→ **Short problem**: Copy every line that contains the string "costs" from the entries below.

→ **Information provided**:

----------

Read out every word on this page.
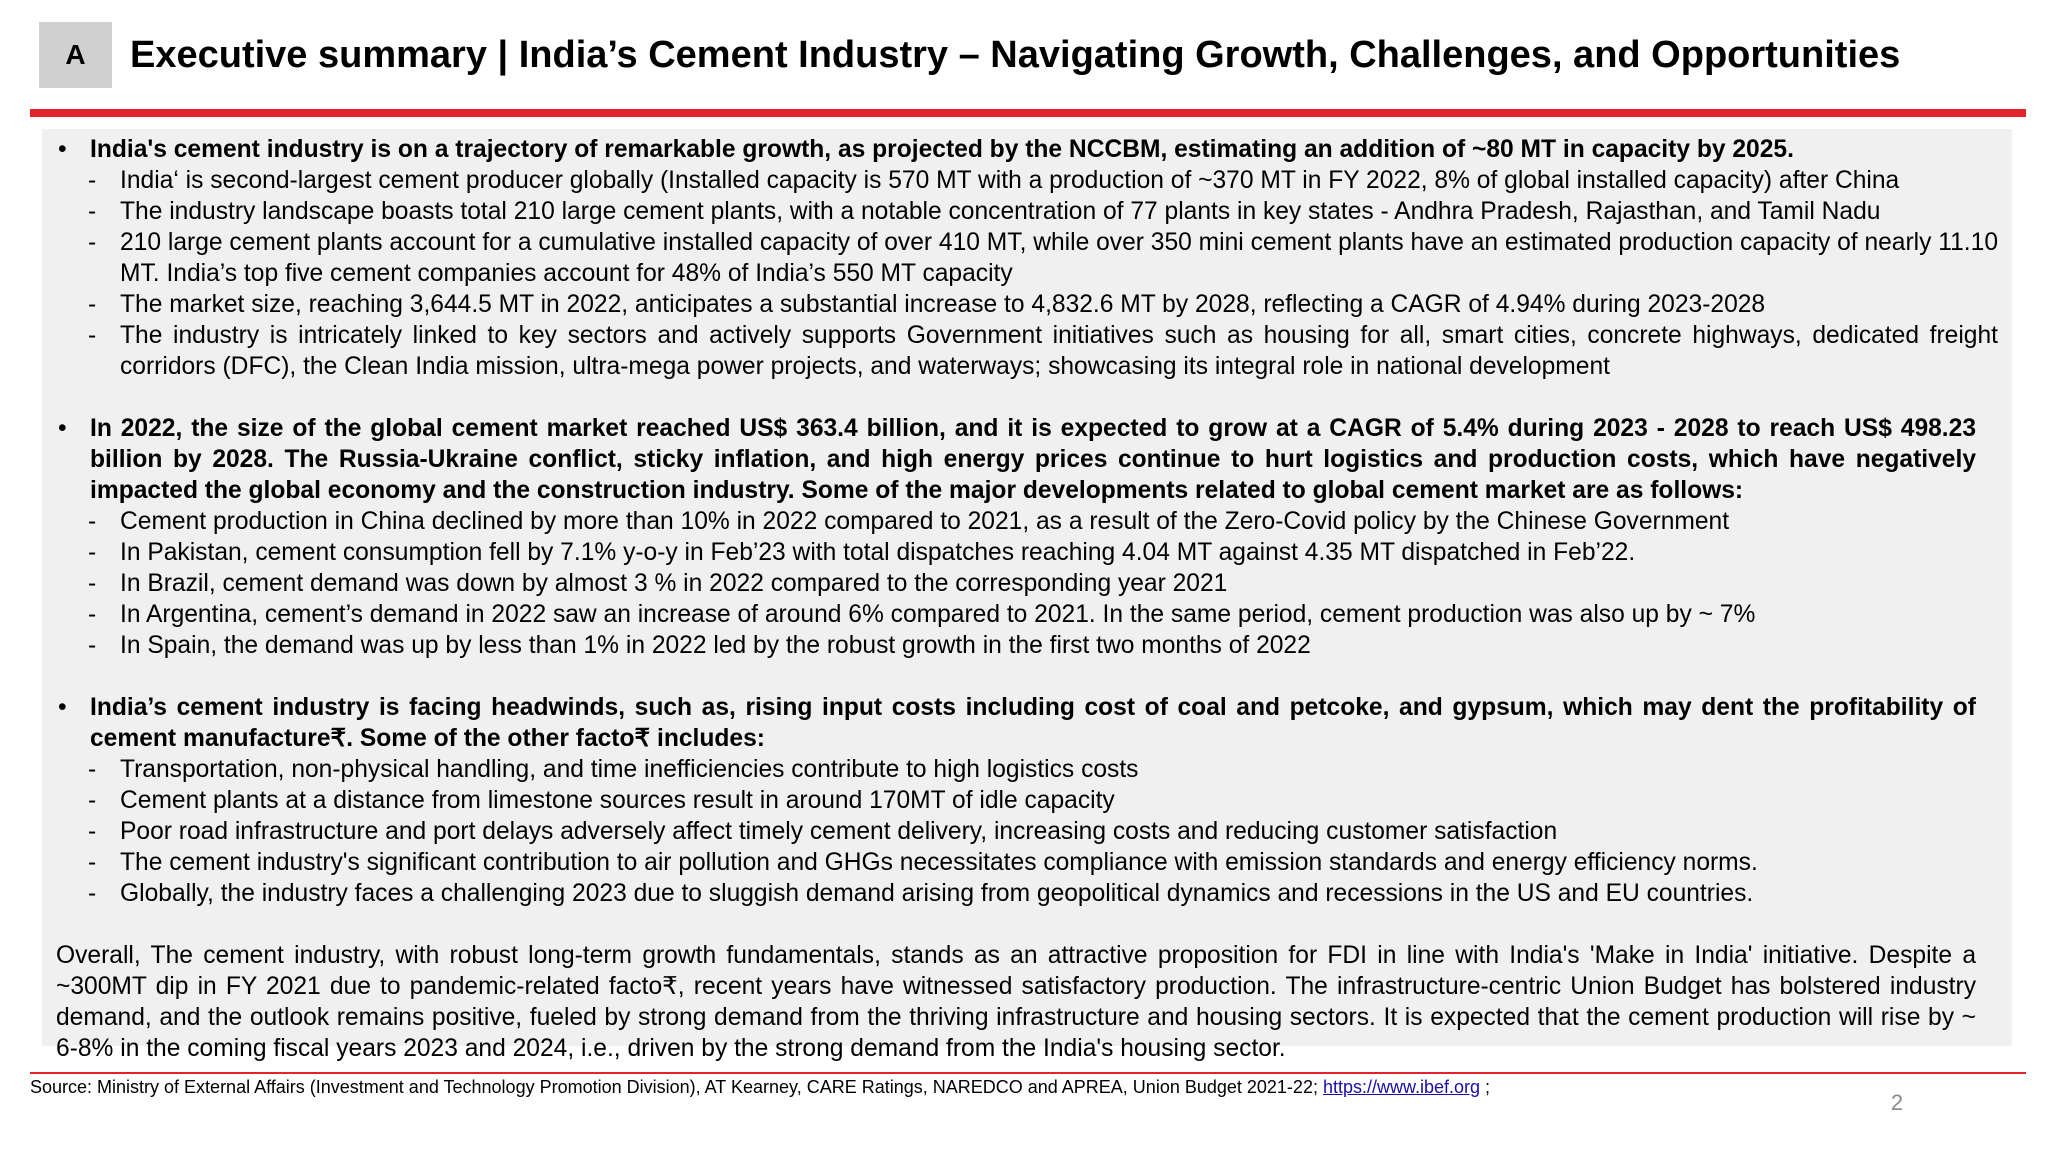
A	Executive summary | India’s Cement Industry – Navigating Growth, Challenges, and Opportunities
• India's cement industry is on a trajectory of remarkable growth, as projected by the NCCBM, estimating an addition of ~80 MT in capacity by 2025.
- India‘ is second-largest cement producer globally (Installed capacity is 570 MT with a production of ~370 MT in FY 2022, 8% of global installed capacity) after China
- The industry landscape boasts total 210 large cement plants, with a notable concentration of 77 plants in key states - Andhra Pradesh, Rajasthan, and Tamil Nadu
- 210 large cement plants account for a cumulative installed capacity of over 410 MT, while over 350 mini cement plants have an estimated production capacity of nearly 11.10 MT. India’s top five cement companies account for 48% of India’s 550 MT capacity
- The market size, reaching 3,644.5 MT in 2022, anticipates a substantial increase to 4,832.6 MT by 2028, reflecting a CAGR of 4.94% during 2023-2028
- The industry is intricately linked to key sectors and actively supports Government initiatives such as housing for all, smart cities, concrete highways, dedicated freight corridors (DFC), the Clean India mission, ultra-mega power projects, and waterways; showcasing its integral role in national development
• In 2022, the size of the global cement market reached US$ 363.4 billion, and it is expected to grow at a CAGR of 5.4% during 2023 - 2028 to reach US$ 498.23 billion by 2028. The Russia-Ukraine conflict, sticky inflation, and high energy prices continue to hurt logistics and production costs, which have negatively impacted the global economy and the construction industry. Some of the major developments related to global cement market are as follows:
- Cement production in China declined by more than 10% in 2022 compared to 2021, as a result of the Zero-Covid policy by the Chinese Government
- In Pakistan, cement consumption fell by 7.1% y-o-y in Feb’23 with total dispatches reaching 4.04 MT against 4.35 MT dispatched in Feb’22.
- In Brazil, cement demand was down by almost 3 % in 2022 compared to the corresponding year 2021
- In Argentina, cement’s demand in 2022 saw an increase of around 6% compared to 2021. In the same period, cement production was also up by ~ 7%
- In Spain, the demand was up by less than 1% in 2022 led by the robust growth in the first two months of 2022
• India’s cement industry is facing headwinds, such as, rising input costs including cost of coal and petcoke, and gypsum, which may dent the profitability of cement manufacture₹. Some of the other facto₹ includes:
- Transportation, non-physical handling, and time inefficiencies contribute to high logistics costs
- Cement plants at a distance from limestone sources result in around 170MT of idle capacity
- Poor road infrastructure and port delays adversely affect timely cement delivery, increasing costs and reducing customer satisfaction
- The cement industry's significant contribution to air pollution and GHGs necessitates compliance with emission standards and energy efficiency norms.
- Globally, the industry faces a challenging 2023 due to sluggish demand arising from geopolitical dynamics and recessions in the US and EU countries.
Overall, The cement industry, with robust long-term growth fundamentals, stands as an attractive proposition for FDI in line with India's 'Make in India' initiative. Despite a ~300MT dip in FY 2021 due to pandemic-related facto₹, recent years have witnessed satisfactory production. The infrastructure-centric Union Budget has bolstered industry demand, and the outlook remains positive, fueled by strong demand from the thriving infrastructure and housing sectors. It is expected that the cement production will rise by ~ 6-8% in the coming fiscal years 2023 and 2024, i.e., driven by the strong demand from the India's housing sector.
Source: Ministry of External Affairs (Investment and Technology Promotion Division), AT Kearney, CARE Ratings, NAREDCO and APREA, Union Budget 2021-22; https://www.ibef.org ;
2
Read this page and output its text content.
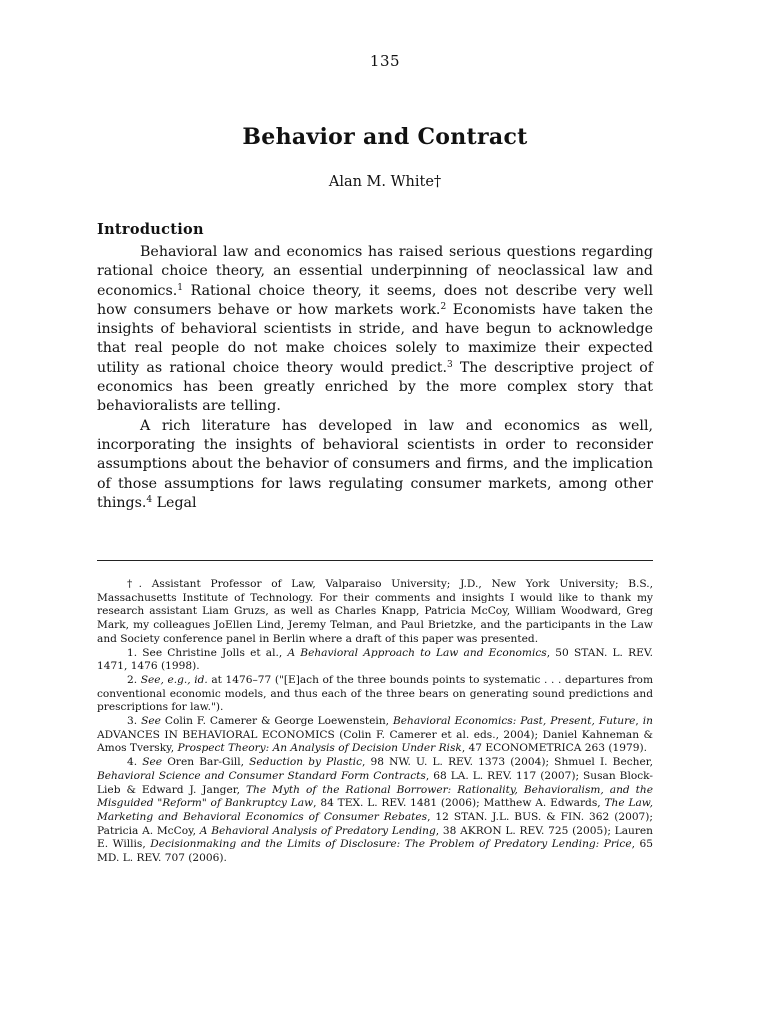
135
Behavior and Contract
Alan M. White†
Introduction

Behavioral law and economics has raised serious questions regarding rational choice theory, an essential underpinning of neoclassical law and economics.$^1$ Rational choice theory, it seems, does not describe very well how consumers behave or how markets work.$^2$ Economists have taken the insights of behavioral scientists in stride, and have begun to acknowledge that real people do not make choices solely to maximize their expected utility as rational choice theory would predict.$^3$ The descriptive project of economics has been greatly enriched by the more complex story that behavioralists are telling.

A rich literature has developed in law and economics as well, incorporating the insights of behavioral scientists in order to reconsider assumptions about the behavior of consumers and firms, and the implication of those assumptions for laws regulating consumer markets, among other things.$^4$ Legal

†. Assistant Professor of Law, Valparaiso University; J.D., New York University; B.S., Massachusetts Institute of Technology. For their comments and insights I would like to thank my research assistant Liam Gruzs, as well as Charles Knapp, Patricia McCoy, William Woodward, Greg Mark, my colleagues JoEllen Lind, Jeremy Telman, and Paul Brietzke, and the participants in the Law and Society conference panel in Berlin where a draft of this paper was presented.

1. See Christine Jolls et al., A Behavioral Approach to Law and Economics, 50 STAN. L. REV. 1471, 1476 (1998).

2. See, e.g., id. at 1476–77 ("[E]ach of the three bounds points to systematic . . . departures from conventional economic models, and thus each of the three bears on generating sound predictions and prescriptions for law.").

3. See Colin F. Camerer & George Loewenstein, Behavioral Economics: Past, Present, Future, in ADVANCES IN BEHAVIORAL ECONOMICS (Colin F. Camerer et al. eds., 2004); Daniel Kahneman & Amos Tversky, Prospect Theory: An Analysis of Decision Under Risk, 47 ECONOMETRICA 263 (1979).

4. See Oren Bar-Gill, Seduction by Plastic, 98 NW. U. L. REV. 1373 (2004); Shmuel I. Becher, Behavioral Science and Consumer Standard Form Contracts, 68 LA. L. REV. 117 (2007); Susan Block-Lieb & Edward J. Janger, The Myth of the Rational Borrower: Rationality, Behavioralism, and the Misguided "Reform" of Bankruptcy Law, 84 TEX. L. REV. 1481 (2006); Matthew A. Edwards, The Law, Marketing and Behavioral Economics of Consumer Rebates, 12 STAN. J.L. BUS. & FIN. 362 (2007); Patricia A. McCoy, A Behavioral Analysis of Predatory Lending, 38 AKRON L. REV. 725 (2005); Lauren E. Willis, Decisionmaking and the Limits of Disclosure: The Problem of Predatory Lending: Price, 65 MD. L. REV. 707 (2006).
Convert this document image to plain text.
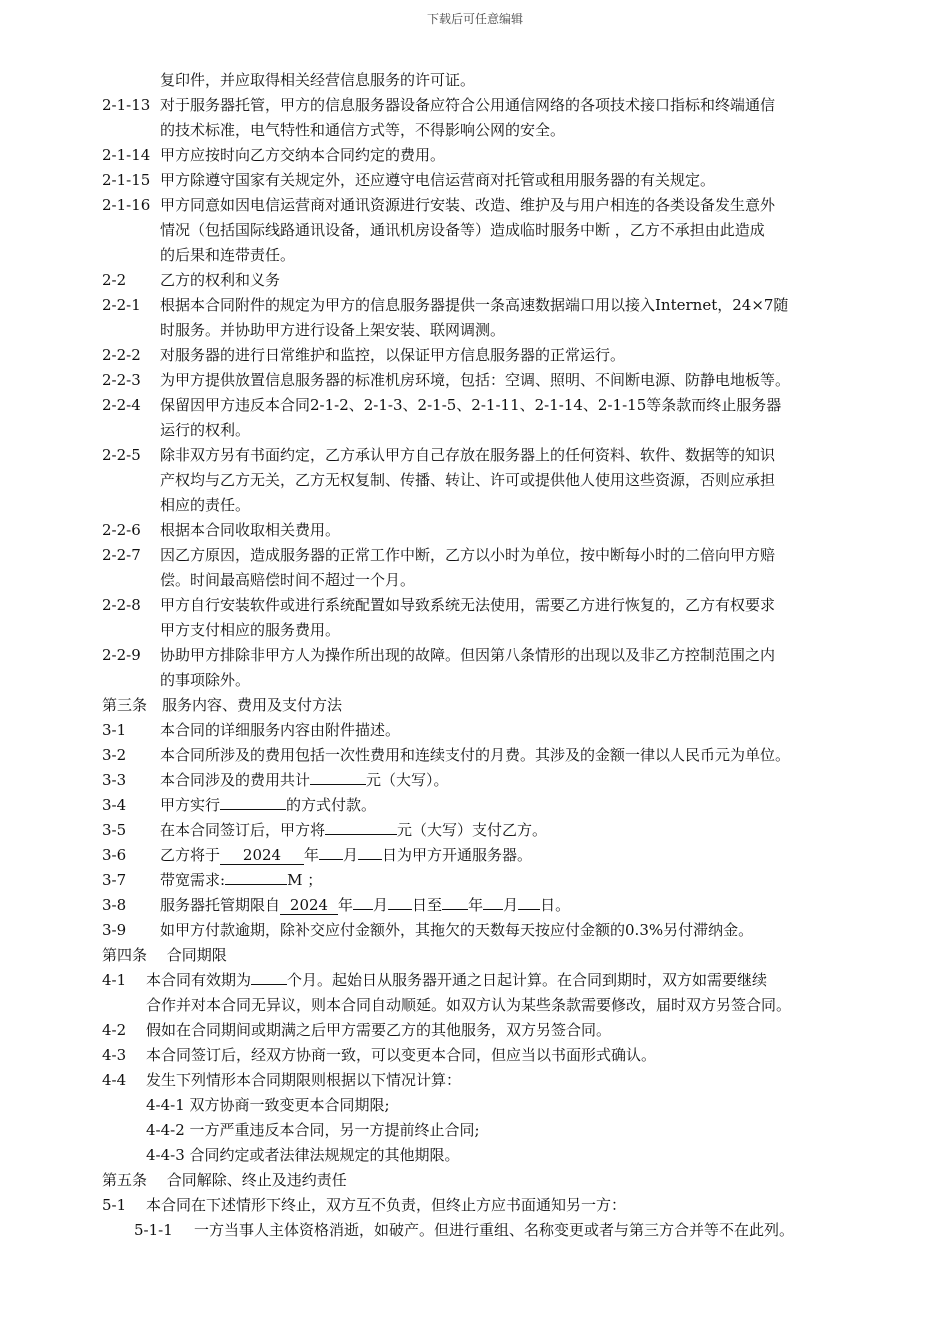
下载后可任意编辑
复印件，并应取得相关经营信息服务的许可证。
2-1-13 对于服务器托管，甲方的信息服务器设备应符合公用通信网络的各项技术接口指标和终端通信
的技术标准，电气特性和通信方式等，不得影响公网的安全。
2-1-14 甲方应按时向乙方交纳本合同约定的费用。
2-1-15 甲方除遵守国家有关规定外，还应遵守电信运营商对托管或租用服务器的有关规定。
2-1-16 甲方同意如因电信运营商对通讯资源进行安装、改造、维护及与用户相连的各类设备发生意外
情况（包括国际线路通讯设备，通讯机房设备等）造成临时服务中断 ，乙方不承担由此造成
的后果和连带责任。
2-2 乙方的权利和义务
2-2-1 根据本合同附件的规定为甲方的信息服务器提供一条高速数据端口用以接入Internet，24×7随
时服务。并协助甲方进行设备上架安装、联网调测。
2-2-2 对服务器的进行日常维护和监控，以保证甲方信息服务器的正常运行。
2-2-3 为甲方提供放置信息服务器的标准机房环境，包括：空调、照明、不间断电源、防静电地板等。
2-2-4 保留因甲方违反本合同2-1-2、2-1-3、2-1-5、2-1-11、2-1-14、2-1-15等条款而终止服务器
运行的权利。
2-2-5 除非双方另有书面约定，乙方承认甲方自己存放在服务器上的任何资料、软件、数据等的知识
产权均与乙方无关，乙方无权复制、传播、转让、许可或提供他人使用这些资源，否则应承担
相应的责任。
2-2-6 根据本合同收取相关费用。
2-2-7 因乙方原因，造成服务器的正常工作中断，乙方以小时为单位，按中断每小时的二倍向甲方赔
偿。时间最高赔偿时间不超过一个月。
2-2-8 甲方自行安装软件或进行系统配置如导致系统无法使用，需要乙方进行恢复的，乙方有权要求
甲方支付相应的服务费用。
2-2-9 协助甲方排除非甲方人为操作所出现的故障。但因第八条情形的出现以及非乙方控制范围之内
的事项除外。
第三条　服务内容、费用及支付方法
3-1 本合同的详细服务内容由附件描述。
3-2 本合同所涉及的费用包括一次性费用和连续支付的月费。其涉及的金额一律以人民币元为单位。
3-3 本合同涉及的费用共计	元（大写）。
3-4 甲方实行	的方式付款。
3-5 在本合同签订后，甲方将	元（大写）支付乙方。
3-6 乙方将于 2024 年 月 日为甲方开通服务器。
3-7 带宽需求:	M ；
3-8 服务器托管期限自 2024 年 月 日至 年 月 日。
3-9 如甲方付款逾期，除补交应付金额外，其拖欠的天数每天按应付金额的0.3%另付滞纳金。
第四条　 合同期限
4-1 本合同有效期为 个月。起始日从服务器开通之日起计算。在合同到期时，双方如需要继续
合作并对本合同无异议，则本合同自动顺延。如双方认为某些条款需要修改，届时双方另签合同。
4-2 假如在合同期间或期满之后甲方需要乙方的其他服务，双方另签合同。
4-3 本合同签订后，经双方协商一致，可以变更本合同，但应当以书面形式确认。
4-4 发生下列情形本合同期限则根据以下情况计算：
4-4-1 双方协商一致变更本合同期限;
4-4-2 一方严重违反本合同，另一方提前终止合同;
4-4-3 合同约定或者法律法规规定的其他期限。
第五条　 合同解除、终止及违约责任
5-1 本合同在下述情形下终止，双方互不负责，但终止方应书面通知另一方：
5-1-1 一方当事人主体资格消逝，如破产。但进行重组、名称变更或者与第三方合并等不在此列。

----------

→ **Correct answer**:
• In 2022, the size of the global cement market reached US$ 363.4 billion, and it is expected to grow at a CAGR of 5.4% during 2023 - 2028 to reach US$ 498.23 billion by 2028. The Russia-Ukraine conflict, sticky inflation, and high energy prices continue to hurt logistics and production costs, which have negatively impacted the global economy and the construction industry. Some of the major developments related to global cement market are as follows:
• India’s cement industry is facing headwinds, such as, rising input costs including cost of coal and petcoke, and gypsum, which may dent the profitability of cement manufacture₹. Some of the other facto₹ includes:
- Transportation, non-physical handling, and time inefficiencies contribute to high logistics costs
- Poor road infrastructure and port delays adversely affect timely cement delivery, increasing costs and reducing customer satisfaction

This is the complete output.